**Problem to solve:** Your answer must consist solely of the number of lines that contain the word "CHAUD".

**Excerpted data:**
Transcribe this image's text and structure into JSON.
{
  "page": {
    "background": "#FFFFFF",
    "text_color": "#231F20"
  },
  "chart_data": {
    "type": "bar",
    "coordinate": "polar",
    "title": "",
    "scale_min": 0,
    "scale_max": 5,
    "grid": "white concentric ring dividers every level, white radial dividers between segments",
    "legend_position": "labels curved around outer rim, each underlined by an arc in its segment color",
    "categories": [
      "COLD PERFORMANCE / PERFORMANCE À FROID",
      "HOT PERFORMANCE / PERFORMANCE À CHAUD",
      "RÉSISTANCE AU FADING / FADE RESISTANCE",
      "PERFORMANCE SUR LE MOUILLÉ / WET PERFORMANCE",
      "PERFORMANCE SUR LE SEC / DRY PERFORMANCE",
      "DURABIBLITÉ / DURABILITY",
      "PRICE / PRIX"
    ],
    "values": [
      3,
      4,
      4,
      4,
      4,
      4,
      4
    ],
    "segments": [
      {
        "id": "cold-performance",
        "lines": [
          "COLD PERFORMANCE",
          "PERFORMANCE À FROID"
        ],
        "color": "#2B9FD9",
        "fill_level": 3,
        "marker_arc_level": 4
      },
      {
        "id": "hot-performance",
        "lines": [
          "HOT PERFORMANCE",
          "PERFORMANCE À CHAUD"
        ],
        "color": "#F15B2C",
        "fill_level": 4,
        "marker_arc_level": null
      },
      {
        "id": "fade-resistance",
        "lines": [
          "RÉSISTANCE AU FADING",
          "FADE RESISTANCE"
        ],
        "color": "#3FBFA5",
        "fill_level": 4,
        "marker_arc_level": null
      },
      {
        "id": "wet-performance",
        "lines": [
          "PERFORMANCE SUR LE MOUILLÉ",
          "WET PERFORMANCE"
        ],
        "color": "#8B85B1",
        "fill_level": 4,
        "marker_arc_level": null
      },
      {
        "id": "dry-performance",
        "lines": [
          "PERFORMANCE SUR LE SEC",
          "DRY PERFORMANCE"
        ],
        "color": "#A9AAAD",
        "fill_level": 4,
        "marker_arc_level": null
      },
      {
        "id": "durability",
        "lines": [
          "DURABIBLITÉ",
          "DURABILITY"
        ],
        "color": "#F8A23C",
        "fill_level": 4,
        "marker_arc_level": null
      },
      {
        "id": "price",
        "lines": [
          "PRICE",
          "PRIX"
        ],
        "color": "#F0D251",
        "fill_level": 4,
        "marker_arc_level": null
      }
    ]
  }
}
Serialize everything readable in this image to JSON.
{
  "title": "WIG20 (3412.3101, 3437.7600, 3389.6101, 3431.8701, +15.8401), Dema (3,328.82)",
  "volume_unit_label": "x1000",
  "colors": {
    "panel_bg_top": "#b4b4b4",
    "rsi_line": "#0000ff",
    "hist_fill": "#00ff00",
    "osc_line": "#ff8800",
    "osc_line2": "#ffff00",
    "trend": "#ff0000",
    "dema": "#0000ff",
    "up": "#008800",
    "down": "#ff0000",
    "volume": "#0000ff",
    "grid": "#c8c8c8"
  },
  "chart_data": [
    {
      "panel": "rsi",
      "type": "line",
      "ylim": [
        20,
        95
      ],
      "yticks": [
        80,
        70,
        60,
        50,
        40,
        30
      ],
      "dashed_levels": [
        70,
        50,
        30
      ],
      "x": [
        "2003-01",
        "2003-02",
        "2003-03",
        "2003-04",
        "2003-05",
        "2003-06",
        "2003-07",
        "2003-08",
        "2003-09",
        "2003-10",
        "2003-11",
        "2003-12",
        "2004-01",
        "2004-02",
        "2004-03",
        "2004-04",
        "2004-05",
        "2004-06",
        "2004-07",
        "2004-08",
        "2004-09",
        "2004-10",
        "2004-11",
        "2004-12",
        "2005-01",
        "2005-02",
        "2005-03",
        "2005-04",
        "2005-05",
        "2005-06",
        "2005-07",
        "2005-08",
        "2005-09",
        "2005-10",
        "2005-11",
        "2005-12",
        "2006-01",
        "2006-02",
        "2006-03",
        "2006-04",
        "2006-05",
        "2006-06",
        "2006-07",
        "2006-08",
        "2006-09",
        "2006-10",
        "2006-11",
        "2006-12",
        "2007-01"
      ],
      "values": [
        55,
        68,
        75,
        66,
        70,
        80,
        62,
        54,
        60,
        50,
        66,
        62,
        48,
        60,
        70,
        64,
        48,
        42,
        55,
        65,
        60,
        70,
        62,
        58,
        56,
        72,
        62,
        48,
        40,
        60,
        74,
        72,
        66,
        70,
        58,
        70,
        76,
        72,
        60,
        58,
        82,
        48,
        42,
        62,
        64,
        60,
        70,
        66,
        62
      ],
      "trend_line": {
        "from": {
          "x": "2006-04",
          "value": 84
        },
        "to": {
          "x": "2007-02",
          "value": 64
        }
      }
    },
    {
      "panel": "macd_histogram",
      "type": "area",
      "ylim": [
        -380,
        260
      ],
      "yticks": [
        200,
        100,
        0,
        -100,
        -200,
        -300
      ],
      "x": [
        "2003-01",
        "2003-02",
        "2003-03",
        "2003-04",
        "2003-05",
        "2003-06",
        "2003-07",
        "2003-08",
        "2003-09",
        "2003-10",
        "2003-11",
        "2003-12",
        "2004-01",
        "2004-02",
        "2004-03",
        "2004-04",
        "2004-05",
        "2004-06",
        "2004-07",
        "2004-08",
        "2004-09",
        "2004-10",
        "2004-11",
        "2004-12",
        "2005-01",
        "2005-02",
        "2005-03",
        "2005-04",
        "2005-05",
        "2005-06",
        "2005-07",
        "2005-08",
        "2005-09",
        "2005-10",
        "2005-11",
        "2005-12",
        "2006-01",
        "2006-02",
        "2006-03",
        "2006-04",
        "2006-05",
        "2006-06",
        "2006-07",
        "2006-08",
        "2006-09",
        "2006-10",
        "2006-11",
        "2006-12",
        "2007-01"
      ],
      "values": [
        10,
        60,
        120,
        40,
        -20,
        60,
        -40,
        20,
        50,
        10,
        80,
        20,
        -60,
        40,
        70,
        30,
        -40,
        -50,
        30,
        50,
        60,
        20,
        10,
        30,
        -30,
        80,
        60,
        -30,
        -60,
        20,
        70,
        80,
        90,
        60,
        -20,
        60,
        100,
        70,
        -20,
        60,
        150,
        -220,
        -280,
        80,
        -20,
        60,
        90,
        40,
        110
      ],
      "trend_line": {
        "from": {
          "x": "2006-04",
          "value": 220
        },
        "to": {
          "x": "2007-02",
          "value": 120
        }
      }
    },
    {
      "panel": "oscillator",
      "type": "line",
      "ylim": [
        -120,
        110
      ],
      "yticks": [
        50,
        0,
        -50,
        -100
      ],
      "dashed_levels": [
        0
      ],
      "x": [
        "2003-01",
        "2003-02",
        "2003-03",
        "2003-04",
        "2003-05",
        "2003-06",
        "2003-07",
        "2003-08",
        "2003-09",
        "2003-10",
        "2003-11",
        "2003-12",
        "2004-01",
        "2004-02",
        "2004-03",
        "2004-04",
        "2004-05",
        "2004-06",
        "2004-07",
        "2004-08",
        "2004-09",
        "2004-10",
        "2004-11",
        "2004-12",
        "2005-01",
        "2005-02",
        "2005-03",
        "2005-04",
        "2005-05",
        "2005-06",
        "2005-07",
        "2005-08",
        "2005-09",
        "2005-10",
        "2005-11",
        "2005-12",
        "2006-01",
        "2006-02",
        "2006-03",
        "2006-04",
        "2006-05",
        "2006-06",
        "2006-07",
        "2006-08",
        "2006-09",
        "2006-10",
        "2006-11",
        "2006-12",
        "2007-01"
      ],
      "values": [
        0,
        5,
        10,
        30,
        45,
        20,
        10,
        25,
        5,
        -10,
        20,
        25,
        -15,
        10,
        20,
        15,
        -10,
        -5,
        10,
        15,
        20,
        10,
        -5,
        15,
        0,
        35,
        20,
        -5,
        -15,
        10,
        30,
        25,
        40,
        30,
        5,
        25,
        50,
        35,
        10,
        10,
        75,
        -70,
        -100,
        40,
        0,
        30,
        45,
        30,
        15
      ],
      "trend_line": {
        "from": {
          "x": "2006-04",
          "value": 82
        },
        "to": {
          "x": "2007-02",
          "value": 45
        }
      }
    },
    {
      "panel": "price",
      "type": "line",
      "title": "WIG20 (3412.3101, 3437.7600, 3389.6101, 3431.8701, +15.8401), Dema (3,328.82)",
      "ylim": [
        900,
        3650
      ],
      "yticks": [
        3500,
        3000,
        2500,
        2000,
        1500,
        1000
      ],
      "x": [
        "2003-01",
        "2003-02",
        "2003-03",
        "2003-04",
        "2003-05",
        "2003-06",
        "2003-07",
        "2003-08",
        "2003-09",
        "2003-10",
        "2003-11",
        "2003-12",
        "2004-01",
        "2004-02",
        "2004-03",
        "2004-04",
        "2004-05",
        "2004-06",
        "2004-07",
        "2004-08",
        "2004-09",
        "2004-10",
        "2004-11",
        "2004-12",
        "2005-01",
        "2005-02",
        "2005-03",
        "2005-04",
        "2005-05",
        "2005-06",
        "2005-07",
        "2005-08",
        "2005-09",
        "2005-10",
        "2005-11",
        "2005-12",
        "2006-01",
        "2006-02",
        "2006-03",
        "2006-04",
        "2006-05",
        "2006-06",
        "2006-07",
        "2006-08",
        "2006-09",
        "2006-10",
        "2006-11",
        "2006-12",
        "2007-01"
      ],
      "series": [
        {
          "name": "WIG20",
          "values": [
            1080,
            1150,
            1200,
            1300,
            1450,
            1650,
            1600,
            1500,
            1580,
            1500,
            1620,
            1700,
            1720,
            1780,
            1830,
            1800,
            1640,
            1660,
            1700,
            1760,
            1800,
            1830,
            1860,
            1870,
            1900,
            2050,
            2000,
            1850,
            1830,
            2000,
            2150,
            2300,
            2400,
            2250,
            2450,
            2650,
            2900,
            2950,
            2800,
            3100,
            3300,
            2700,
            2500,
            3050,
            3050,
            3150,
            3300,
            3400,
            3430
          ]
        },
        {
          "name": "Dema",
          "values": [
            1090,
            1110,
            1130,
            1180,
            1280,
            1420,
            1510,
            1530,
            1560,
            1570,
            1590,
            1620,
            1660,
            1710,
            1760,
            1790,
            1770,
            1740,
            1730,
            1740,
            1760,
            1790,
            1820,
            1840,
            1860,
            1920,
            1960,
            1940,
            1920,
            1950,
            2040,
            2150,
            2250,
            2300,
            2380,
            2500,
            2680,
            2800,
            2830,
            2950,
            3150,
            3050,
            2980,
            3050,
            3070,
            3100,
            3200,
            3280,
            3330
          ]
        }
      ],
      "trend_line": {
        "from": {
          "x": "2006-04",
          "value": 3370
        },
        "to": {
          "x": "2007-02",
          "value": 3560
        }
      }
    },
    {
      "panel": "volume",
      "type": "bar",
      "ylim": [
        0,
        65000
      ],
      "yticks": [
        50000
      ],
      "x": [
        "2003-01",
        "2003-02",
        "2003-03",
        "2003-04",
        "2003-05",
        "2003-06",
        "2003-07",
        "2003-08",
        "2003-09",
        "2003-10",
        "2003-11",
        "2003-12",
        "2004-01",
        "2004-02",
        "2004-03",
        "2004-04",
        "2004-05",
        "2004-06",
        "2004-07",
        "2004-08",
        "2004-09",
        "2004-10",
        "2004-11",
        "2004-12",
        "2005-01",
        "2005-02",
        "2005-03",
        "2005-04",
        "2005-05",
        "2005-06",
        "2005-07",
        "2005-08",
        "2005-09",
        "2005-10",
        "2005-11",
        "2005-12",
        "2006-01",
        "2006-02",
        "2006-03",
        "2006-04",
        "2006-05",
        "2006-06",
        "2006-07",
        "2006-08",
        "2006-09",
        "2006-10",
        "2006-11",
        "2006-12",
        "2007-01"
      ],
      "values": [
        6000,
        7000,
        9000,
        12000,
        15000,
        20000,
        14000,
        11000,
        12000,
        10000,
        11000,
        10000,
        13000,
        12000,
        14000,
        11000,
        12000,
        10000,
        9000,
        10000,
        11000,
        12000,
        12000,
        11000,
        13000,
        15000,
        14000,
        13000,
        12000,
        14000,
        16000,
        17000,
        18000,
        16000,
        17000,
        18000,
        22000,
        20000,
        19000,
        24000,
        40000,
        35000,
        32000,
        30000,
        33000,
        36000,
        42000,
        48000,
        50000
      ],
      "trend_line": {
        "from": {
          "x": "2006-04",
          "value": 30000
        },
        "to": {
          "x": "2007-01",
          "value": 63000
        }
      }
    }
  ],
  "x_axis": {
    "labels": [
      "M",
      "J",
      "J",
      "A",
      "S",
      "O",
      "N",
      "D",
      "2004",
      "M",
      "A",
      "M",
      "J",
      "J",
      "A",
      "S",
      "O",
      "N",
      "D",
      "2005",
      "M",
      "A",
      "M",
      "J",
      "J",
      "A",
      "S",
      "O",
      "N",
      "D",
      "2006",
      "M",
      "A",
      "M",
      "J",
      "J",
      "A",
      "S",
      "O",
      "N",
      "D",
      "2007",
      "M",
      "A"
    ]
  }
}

**Completed task:** 2